■ **Exercise prompt**: Spot each line that carries the word "пищи"; copy those lines.

--------------------

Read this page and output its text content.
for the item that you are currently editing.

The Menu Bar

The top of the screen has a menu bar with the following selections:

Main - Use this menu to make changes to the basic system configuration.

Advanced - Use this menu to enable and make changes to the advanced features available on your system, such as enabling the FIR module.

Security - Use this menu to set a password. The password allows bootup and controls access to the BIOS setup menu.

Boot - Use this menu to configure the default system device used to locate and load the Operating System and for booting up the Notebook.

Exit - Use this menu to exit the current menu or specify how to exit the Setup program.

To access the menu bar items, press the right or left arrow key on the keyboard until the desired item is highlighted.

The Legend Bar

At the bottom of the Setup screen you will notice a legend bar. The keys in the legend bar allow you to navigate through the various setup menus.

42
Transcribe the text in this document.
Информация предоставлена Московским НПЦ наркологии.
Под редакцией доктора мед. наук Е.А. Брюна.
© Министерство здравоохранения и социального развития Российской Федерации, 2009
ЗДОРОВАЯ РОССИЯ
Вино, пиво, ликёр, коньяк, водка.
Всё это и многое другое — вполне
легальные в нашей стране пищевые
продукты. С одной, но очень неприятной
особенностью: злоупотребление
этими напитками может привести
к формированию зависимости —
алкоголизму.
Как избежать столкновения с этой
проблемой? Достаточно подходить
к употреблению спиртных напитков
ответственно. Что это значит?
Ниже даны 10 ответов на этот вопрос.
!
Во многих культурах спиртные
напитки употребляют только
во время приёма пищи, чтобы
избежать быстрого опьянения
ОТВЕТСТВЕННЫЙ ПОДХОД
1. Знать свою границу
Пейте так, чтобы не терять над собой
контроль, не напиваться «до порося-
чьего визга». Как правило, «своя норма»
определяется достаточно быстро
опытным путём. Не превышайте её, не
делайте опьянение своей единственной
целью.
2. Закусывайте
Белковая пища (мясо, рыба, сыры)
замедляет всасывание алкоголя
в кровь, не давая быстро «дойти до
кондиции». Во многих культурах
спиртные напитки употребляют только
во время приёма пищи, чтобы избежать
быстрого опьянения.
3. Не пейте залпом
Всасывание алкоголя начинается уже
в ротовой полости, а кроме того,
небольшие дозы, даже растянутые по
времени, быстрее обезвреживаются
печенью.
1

--------------------

■ **Expected output**:
во время приёма пищи, чтобы
во время приёма пищи, чтобы избежать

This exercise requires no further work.